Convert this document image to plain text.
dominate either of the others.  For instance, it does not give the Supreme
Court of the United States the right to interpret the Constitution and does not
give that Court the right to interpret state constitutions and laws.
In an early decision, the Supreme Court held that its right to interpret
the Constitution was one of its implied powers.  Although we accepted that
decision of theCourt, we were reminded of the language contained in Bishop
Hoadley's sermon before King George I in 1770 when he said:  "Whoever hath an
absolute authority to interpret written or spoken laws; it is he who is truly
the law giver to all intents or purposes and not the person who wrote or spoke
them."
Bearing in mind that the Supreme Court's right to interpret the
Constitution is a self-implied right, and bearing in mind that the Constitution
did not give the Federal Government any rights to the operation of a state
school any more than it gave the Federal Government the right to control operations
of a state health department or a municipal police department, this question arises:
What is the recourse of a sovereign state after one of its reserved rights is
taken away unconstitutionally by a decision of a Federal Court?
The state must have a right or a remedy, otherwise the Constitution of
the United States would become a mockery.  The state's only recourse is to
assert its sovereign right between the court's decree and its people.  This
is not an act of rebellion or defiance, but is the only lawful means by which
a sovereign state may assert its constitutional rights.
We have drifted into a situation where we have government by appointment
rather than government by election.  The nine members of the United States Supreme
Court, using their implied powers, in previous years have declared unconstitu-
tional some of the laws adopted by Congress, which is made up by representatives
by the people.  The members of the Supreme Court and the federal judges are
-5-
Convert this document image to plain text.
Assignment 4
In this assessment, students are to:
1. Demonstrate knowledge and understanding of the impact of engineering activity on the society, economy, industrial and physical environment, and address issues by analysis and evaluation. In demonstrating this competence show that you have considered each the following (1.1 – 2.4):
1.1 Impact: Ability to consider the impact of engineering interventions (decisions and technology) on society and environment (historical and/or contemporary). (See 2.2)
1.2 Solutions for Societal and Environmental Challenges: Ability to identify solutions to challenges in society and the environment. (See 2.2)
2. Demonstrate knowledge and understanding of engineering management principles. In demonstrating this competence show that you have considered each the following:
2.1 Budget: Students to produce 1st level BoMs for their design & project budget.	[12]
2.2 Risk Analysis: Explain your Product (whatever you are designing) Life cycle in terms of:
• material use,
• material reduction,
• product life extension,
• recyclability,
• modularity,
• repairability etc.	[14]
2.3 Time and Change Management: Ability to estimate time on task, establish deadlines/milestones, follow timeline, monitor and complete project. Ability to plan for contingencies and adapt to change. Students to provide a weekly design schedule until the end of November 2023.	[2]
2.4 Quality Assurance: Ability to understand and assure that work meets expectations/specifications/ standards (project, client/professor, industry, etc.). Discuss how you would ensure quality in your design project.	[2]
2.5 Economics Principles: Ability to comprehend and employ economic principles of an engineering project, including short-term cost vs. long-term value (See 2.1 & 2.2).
◆ ◆ ◆
§ AIM OF THE TASK:
Retype the entries one by one, exactly.

§ FINISHED EXERCISE:
Convert this document image to plain text.
dominate either of the others.  For instance, it does not give the Supreme
Court of the United States the right to interpret the Constitution and does not
give that Court the right to interpret state constitutions and laws.
In an early decision, the Supreme Court held that its right to interpret
the Constitution was one of its implied powers.  Although we accepted that
decision of theCourt, we were reminded of the language contained in Bishop
Hoadley's sermon before King George I in 1770 when he said:  "Whoever hath an
absolute authority to interpret written or spoken laws; it is he who is truly
the law giver to all intents or purposes and not the person who wrote or spoke
them."
Bearing in mind that the Supreme Court's right to interpret the
Constitution is a self-implied right, and bearing in mind that the Constitution
did not give the Federal Government any rights to the operation of a state
school any more than it gave the Federal Government the right to control operations
of a state health department or a municipal police department, this question arises:
What is the recourse of a sovereign state after one of its reserved rights is
taken away unconstitutionally by a decision of a Federal Court?
The state must have a right or a remedy, otherwise the Constitution of
the United States would become a mockery.  The state's only recourse is to
assert its sovereign right between the court's decree and its people.  This
is not an act of rebellion or defiance, but is the only lawful means by which
a sovereign state may assert its constitutional rights.
We have drifted into a situation where we have government by appointment
rather than government by election.  The nine members of the United States Supreme
Court, using their implied powers, in previous years have declared unconstitu-
tional some of the laws adopted by Congress, which is made up by representatives
by the people.  The members of the Supreme Court and the federal judges are
-5-
Convert this document image to plain text.
Assignment 4
In this assessment, students are to:
1. Demonstrate knowledge and understanding of the impact of engineering activity on the society, economy, industrial and physical environment, and address issues by analysis and evaluation. In demonstrating this competence show that you have considered each the following (1.1 – 2.4):
1.1 Impact: Ability to consider the impact of engineering interventions (decisions and technology) on society and environment (historical and/or contemporary). (See 2.2)
1.2 Solutions for Societal and Environmental Challenges: Ability to identify solutions to challenges in society and the environment. (See 2.2)
2. Demonstrate knowledge and understanding of engineering management principles. In demonstrating this competence show that you have considered each the following:
2.1 Budget: Students to produce 1st level BoMs for their design & project budget.	[12]
2.2 Risk Analysis: Explain your Product (whatever you are designing) Life cycle in terms of:
• material use,
• material reduction,
• product life extension,
• recyclability,
• modularity,
• repairability etc.	[14]
2.3 Time and Change Management: Ability to estimate time on task, establish deadlines/milestones, follow timeline, monitor and complete project. Ability to plan for contingencies and adapt to change. Students to provide a weekly design schedule until the end of November 2023.	[2]
2.4 Quality Assurance: Ability to understand and assure that work meets expectations/specifications/ standards (project, client/professor, industry, etc.). Discuss how you would ensure quality in your design project.	[2]
2.5 Economics Principles: Ability to comprehend and employ economic principles of an engineering project, including short-term cost vs. long-term value (See 2.1 & 2.2).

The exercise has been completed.